╭─ Items
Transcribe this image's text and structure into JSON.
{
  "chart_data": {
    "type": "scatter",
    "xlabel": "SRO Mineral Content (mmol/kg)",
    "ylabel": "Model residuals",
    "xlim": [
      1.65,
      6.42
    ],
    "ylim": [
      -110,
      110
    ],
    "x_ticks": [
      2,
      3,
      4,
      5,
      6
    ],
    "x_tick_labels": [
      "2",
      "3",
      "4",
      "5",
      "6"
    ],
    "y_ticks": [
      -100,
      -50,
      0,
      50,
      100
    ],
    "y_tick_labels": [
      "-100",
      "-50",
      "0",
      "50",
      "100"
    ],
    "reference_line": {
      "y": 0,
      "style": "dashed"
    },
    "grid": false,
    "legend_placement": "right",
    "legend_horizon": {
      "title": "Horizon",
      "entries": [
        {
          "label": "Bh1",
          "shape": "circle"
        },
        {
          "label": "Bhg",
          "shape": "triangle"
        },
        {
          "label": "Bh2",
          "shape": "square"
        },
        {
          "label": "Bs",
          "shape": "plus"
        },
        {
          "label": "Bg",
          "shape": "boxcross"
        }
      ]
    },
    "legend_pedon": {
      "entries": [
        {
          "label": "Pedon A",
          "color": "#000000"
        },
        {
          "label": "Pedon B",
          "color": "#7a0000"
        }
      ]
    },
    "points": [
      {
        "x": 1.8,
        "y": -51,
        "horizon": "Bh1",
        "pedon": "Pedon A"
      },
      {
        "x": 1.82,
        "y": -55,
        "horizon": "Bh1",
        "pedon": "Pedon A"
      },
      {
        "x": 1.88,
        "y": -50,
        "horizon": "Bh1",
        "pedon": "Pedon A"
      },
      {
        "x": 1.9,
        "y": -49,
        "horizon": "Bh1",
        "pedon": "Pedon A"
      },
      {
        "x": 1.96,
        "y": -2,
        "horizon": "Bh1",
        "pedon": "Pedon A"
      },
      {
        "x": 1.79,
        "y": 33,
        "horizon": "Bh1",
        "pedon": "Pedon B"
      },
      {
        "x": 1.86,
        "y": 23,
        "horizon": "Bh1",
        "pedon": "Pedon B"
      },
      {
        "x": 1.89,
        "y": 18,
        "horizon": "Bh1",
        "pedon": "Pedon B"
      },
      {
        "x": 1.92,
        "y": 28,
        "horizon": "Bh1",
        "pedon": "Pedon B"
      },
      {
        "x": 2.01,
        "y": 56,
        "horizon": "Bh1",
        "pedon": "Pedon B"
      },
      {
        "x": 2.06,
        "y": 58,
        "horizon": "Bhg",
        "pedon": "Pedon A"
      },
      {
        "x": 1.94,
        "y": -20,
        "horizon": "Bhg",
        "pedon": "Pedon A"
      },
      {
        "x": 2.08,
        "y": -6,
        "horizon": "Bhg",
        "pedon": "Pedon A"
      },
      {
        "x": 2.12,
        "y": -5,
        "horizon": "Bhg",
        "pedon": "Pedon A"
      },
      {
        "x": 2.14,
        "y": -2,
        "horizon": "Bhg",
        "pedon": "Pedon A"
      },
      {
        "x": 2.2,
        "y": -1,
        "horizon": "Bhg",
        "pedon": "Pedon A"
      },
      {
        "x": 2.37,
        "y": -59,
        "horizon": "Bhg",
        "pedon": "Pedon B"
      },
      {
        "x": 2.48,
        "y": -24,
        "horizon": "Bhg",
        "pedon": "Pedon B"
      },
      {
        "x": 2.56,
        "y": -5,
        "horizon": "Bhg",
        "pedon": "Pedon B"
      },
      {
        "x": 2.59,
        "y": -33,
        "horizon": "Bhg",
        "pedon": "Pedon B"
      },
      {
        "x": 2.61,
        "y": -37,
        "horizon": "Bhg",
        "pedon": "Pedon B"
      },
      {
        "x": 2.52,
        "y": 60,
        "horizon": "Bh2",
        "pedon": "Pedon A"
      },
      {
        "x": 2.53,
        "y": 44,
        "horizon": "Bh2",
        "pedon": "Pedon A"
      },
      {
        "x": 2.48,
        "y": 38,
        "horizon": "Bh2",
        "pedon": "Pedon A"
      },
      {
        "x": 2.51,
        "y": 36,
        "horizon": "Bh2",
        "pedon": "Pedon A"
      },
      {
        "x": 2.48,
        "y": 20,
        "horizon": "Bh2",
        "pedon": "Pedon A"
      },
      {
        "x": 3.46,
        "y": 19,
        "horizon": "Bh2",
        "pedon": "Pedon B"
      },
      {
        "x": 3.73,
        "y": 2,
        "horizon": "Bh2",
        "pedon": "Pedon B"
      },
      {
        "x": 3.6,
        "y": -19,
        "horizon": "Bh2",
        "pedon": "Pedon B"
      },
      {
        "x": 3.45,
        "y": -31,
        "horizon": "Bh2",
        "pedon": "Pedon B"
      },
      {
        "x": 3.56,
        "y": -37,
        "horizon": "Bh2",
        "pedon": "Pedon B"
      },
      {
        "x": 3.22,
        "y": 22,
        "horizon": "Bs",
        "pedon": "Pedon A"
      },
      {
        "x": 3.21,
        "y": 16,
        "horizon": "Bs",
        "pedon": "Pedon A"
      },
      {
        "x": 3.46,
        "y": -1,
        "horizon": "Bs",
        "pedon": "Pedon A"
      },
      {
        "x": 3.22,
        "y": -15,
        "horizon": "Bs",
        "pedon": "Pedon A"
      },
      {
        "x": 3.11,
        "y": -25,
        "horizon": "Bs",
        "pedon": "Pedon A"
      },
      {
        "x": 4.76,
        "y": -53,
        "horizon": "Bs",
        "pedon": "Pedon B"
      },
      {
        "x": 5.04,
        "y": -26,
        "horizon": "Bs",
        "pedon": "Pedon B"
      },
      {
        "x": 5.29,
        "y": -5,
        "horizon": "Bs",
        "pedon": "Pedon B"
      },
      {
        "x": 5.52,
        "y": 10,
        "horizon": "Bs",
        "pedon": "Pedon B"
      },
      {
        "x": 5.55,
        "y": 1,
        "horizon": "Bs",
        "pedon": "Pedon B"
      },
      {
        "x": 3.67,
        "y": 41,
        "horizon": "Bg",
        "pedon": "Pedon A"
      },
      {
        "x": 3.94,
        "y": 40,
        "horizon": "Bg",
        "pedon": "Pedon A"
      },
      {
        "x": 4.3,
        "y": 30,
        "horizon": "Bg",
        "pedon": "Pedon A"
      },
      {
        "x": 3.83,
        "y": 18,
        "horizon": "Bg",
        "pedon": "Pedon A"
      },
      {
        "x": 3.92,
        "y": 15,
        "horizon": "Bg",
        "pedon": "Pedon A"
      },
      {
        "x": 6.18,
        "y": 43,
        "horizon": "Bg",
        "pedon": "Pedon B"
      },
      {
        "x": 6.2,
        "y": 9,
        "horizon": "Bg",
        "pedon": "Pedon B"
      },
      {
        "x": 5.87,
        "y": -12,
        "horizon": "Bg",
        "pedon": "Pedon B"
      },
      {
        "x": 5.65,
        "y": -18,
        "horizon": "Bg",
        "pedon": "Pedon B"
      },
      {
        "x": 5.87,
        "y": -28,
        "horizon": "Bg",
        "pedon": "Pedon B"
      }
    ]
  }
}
╰─
Write out the entries above once more, without altering anything.

Result of this exercise:
Transcribe this image's text and structure into JSON.
{
  "chart_data": {
    "type": "scatter",
    "xlabel": "SRO Mineral Content (mmol/kg)",
    "ylabel": "Model residuals",
    "xlim": [
      1.65,
      6.42
    ],
    "ylim": [
      -110,
      110
    ],
    "x_ticks": [
      2,
      3,
      4,
      5,
      6
    ],
    "x_tick_labels": [
      "2",
      "3",
      "4",
      "5",
      "6"
    ],
    "y_ticks": [
      -100,
      -50,
      0,
      50,
      100
    ],
    "y_tick_labels": [
      "-100",
      "-50",
      "0",
      "50",
      "100"
    ],
    "reference_line": {
      "y": 0,
      "style": "dashed"
    },
    "grid": false,
    "legend_placement": "right",
    "legend_horizon": {
      "title": "Horizon",
      "entries": [
        {
          "label": "Bh1",
          "shape": "circle"
        },
        {
          "label": "Bhg",
          "shape": "triangle"
        },
        {
          "label": "Bh2",
          "shape": "square"
        },
        {
          "label": "Bs",
          "shape": "plus"
        },
        {
          "label": "Bg",
          "shape": "boxcross"
        }
      ]
    },
    "legend_pedon": {
      "entries": [
        {
          "label": "Pedon A",
          "color": "#000000"
        },
        {
          "label": "Pedon B",
          "color": "#7a0000"
        }
      ]
    },
    "points": [
      {
        "x": 1.8,
        "y": -51,
        "horizon": "Bh1",
        "pedon": "Pedon A"
      },
      {
        "x": 1.82,
        "y": -55,
        "horizon": "Bh1",
        "pedon": "Pedon A"
      },
      {
        "x": 1.88,
        "y": -50,
        "horizon": "Bh1",
        "pedon": "Pedon A"
      },
      {
        "x": 1.9,
        "y": -49,
        "horizon": "Bh1",
        "pedon": "Pedon A"
      },
      {
        "x": 1.96,
        "y": -2,
        "horizon": "Bh1",
        "pedon": "Pedon A"
      },
      {
        "x": 1.79,
        "y": 33,
        "horizon": "Bh1",
        "pedon": "Pedon B"
      },
      {
        "x": 1.86,
        "y": 23,
        "horizon": "Bh1",
        "pedon": "Pedon B"
      },
      {
        "x": 1.89,
        "y": 18,
        "horizon": "Bh1",
        "pedon": "Pedon B"
      },
      {
        "x": 1.92,
        "y": 28,
        "horizon": "Bh1",
        "pedon": "Pedon B"
      },
      {
        "x": 2.01,
        "y": 56,
        "horizon": "Bh1",
        "pedon": "Pedon B"
      },
      {
        "x": 2.06,
        "y": 58,
        "horizon": "Bhg",
        "pedon": "Pedon A"
      },
      {
        "x": 1.94,
        "y": -20,
        "horizon": "Bhg",
        "pedon": "Pedon A"
      },
      {
        "x": 2.08,
        "y": -6,
        "horizon": "Bhg",
        "pedon": "Pedon A"
      },
      {
        "x": 2.12,
        "y": -5,
        "horizon": "Bhg",
        "pedon": "Pedon A"
      },
      {
        "x": 2.14,
        "y": -2,
        "horizon": "Bhg",
        "pedon": "Pedon A"
      },
      {
        "x": 2.2,
        "y": -1,
        "horizon": "Bhg",
        "pedon": "Pedon A"
      },
      {
        "x": 2.37,
        "y": -59,
        "horizon": "Bhg",
        "pedon": "Pedon B"
      },
      {
        "x": 2.48,
        "y": -24,
        "horizon": "Bhg",
        "pedon": "Pedon B"
      },
      {
        "x": 2.56,
        "y": -5,
        "horizon": "Bhg",
        "pedon": "Pedon B"
      },
      {
        "x": 2.59,
        "y": -33,
        "horizon": "Bhg",
        "pedon": "Pedon B"
      },
      {
        "x": 2.61,
        "y": -37,
        "horizon": "Bhg",
        "pedon": "Pedon B"
      },
      {
        "x": 2.52,
        "y": 60,
        "horizon": "Bh2",
        "pedon": "Pedon A"
      },
      {
        "x": 2.53,
        "y": 44,
        "horizon": "Bh2",
        "pedon": "Pedon A"
      },
      {
        "x": 2.48,
        "y": 38,
        "horizon": "Bh2",
        "pedon": "Pedon A"
      },
      {
        "x": 2.51,
        "y": 36,
        "horizon": "Bh2",
        "pedon": "Pedon A"
      },
      {
        "x": 2.48,
        "y": 20,
        "horizon": "Bh2",
        "pedon": "Pedon A"
      },
      {
        "x": 3.46,
        "y": 19,
        "horizon": "Bh2",
        "pedon": "Pedon B"
      },
      {
        "x": 3.73,
        "y": 2,
        "horizon": "Bh2",
        "pedon": "Pedon B"
      },
      {
        "x": 3.6,
        "y": -19,
        "horizon": "Bh2",
        "pedon": "Pedon B"
      },
      {
        "x": 3.45,
        "y": -31,
        "horizon": "Bh2",
        "pedon": "Pedon B"
      },
      {
        "x": 3.56,
        "y": -37,
        "horizon": "Bh2",
        "pedon": "Pedon B"
      },
      {
        "x": 3.22,
        "y": 22,
        "horizon": "Bs",
        "pedon": "Pedon A"
      },
      {
        "x": 3.21,
        "y": 16,
        "horizon": "Bs",
        "pedon": "Pedon A"
      },
      {
        "x": 3.46,
        "y": -1,
        "horizon": "Bs",
        "pedon": "Pedon A"
      },
      {
        "x": 3.22,
        "y": -15,
        "horizon": "Bs",
        "pedon": "Pedon A"
      },
      {
        "x": 3.11,
        "y": -25,
        "horizon": "Bs",
        "pedon": "Pedon A"
      },
      {
        "x": 4.76,
        "y": -53,
        "horizon": "Bs",
        "pedon": "Pedon B"
      },
      {
        "x": 5.04,
        "y": -26,
        "horizon": "Bs",
        "pedon": "Pedon B"
      },
      {
        "x": 5.29,
        "y": -5,
        "horizon": "Bs",
        "pedon": "Pedon B"
      },
      {
        "x": 5.52,
        "y": 10,
        "horizon": "Bs",
        "pedon": "Pedon B"
      },
      {
        "x": 5.55,
        "y": 1,
        "horizon": "Bs",
        "pedon": "Pedon B"
      },
      {
        "x": 3.67,
        "y": 41,
        "horizon": "Bg",
        "pedon": "Pedon A"
      },
      {
        "x": 3.94,
        "y": 40,
        "horizon": "Bg",
        "pedon": "Pedon A"
      },
      {
        "x": 4.3,
        "y": 30,
        "horizon": "Bg",
        "pedon": "Pedon A"
      },
      {
        "x": 3.83,
        "y": 18,
        "horizon": "Bg",
        "pedon": "Pedon A"
      },
      {
        "x": 3.92,
        "y": 15,
        "horizon": "Bg",
        "pedon": "Pedon A"
      },
      {
        "x": 6.18,
        "y": 43,
        "horizon": "Bg",
        "pedon": "Pedon B"
      },
      {
        "x": 6.2,
        "y": 9,
        "horizon": "Bg",
        "pedon": "Pedon B"
      },
      {
        "x": 5.87,
        "y": -12,
        "horizon": "Bg",
        "pedon": "Pedon B"
      },
      {
        "x": 5.65,
        "y": -18,
        "horizon": "Bg",
        "pedon": "Pedon B"
      },
      {
        "x": 5.87,
        "y": -28,
        "horizon": "Bg",
        "pedon": "Pedon B"
      }
    ]
  }
}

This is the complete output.